What you will do
Locate the word "выполнение" in the entries below, then gather every line that holds it.

Provided data
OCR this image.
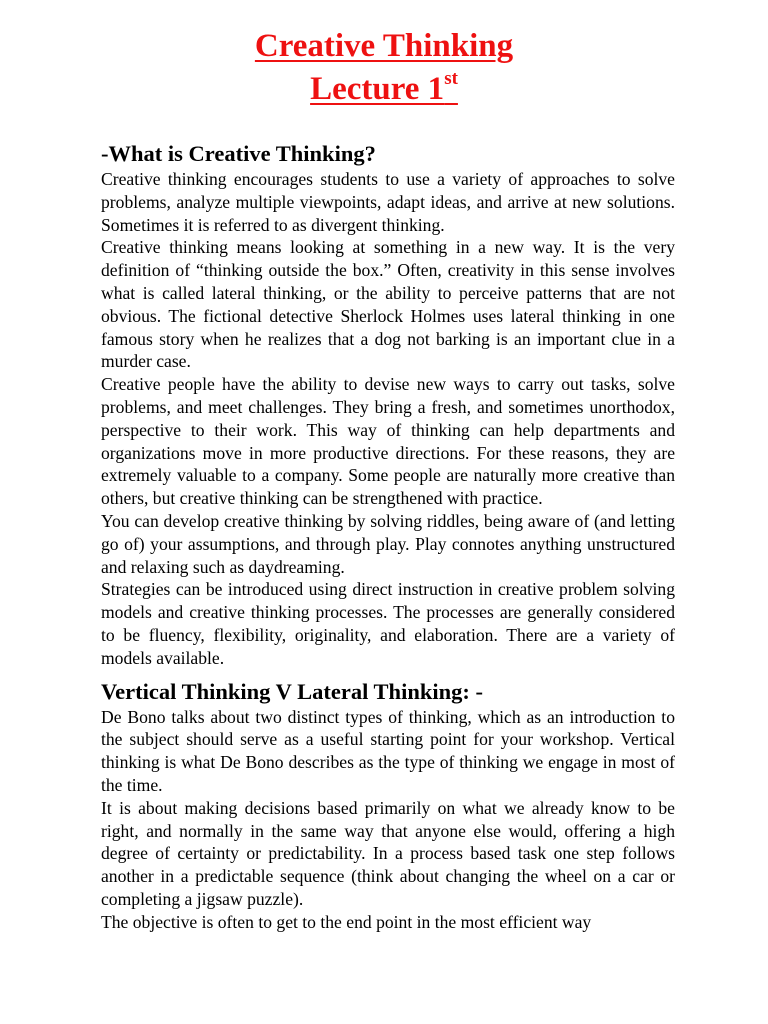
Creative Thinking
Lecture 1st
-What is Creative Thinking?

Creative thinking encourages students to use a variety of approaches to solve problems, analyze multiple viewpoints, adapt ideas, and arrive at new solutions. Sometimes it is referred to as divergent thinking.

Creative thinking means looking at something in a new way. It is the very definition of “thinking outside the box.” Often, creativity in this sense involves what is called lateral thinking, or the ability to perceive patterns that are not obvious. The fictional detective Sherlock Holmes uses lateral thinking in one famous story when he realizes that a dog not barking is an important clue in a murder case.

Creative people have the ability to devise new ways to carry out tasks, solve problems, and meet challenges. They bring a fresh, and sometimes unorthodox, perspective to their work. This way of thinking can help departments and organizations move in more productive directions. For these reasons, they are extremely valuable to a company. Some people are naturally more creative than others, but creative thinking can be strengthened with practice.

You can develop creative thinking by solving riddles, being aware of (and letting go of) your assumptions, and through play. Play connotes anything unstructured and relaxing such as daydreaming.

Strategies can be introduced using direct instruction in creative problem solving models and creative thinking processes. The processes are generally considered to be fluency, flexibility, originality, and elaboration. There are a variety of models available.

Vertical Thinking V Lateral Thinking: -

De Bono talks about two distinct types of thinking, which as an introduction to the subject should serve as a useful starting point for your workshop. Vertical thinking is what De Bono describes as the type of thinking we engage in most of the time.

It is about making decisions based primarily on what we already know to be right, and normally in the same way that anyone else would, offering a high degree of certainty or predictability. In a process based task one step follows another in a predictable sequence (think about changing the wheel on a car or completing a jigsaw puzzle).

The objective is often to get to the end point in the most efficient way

---

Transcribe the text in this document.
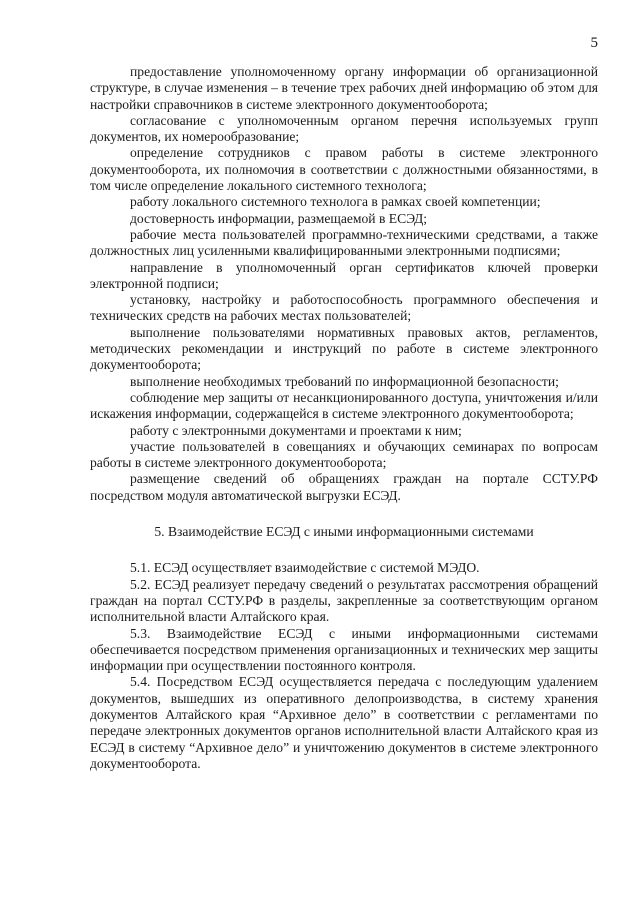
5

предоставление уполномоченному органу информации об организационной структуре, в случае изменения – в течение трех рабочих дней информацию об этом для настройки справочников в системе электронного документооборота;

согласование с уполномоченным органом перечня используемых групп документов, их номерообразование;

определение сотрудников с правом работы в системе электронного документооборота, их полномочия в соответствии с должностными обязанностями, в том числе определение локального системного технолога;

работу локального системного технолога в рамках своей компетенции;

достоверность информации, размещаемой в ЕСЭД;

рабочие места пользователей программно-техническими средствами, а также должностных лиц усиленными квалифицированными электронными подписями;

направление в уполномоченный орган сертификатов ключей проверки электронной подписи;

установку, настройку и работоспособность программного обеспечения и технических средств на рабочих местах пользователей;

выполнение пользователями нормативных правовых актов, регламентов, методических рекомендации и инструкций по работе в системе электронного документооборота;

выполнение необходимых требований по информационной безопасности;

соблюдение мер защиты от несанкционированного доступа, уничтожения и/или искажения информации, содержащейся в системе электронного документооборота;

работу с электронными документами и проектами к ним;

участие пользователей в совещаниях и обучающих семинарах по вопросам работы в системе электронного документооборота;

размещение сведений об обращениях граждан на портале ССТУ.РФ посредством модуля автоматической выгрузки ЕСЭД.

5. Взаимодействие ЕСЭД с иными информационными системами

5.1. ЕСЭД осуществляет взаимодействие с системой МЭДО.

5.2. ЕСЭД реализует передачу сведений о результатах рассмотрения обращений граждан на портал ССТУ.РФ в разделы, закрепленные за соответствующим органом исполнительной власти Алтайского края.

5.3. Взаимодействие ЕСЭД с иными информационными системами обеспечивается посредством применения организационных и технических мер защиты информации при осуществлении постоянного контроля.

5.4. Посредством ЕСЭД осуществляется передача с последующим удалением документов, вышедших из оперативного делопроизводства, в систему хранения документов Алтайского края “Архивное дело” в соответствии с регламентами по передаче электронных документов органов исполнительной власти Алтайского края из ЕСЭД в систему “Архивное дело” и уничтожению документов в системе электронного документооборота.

---

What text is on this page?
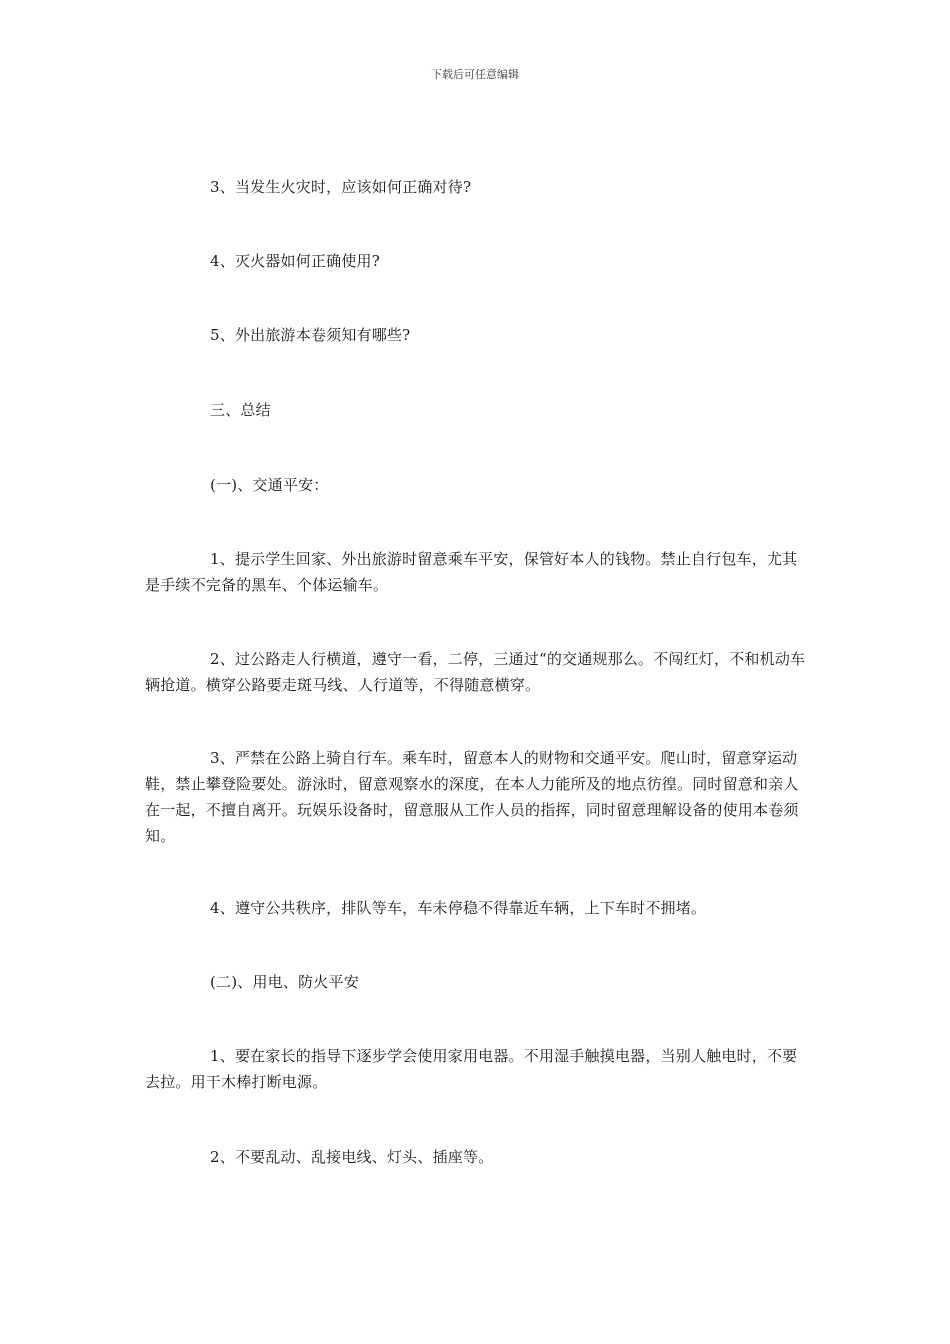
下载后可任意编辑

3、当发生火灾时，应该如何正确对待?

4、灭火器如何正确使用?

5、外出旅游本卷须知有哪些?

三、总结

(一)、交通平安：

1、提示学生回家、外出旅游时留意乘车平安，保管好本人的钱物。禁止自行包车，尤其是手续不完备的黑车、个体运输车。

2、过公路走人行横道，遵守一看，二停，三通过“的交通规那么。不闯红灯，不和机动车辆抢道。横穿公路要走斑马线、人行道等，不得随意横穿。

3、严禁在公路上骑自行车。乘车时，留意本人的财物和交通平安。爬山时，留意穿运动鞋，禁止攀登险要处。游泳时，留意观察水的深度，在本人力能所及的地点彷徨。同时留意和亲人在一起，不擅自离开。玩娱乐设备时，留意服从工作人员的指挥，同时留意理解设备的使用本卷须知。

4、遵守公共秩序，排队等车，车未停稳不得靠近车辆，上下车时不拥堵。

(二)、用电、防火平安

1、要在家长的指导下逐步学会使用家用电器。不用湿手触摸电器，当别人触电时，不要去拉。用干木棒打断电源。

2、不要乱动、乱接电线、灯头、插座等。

Finished answer
выполнение пользователями нормативных правовых актов, регламентов, методических рекомендации и инструкций по работе в системе электронного документооборота;
выполнение необходимых требований по информационной безопасности;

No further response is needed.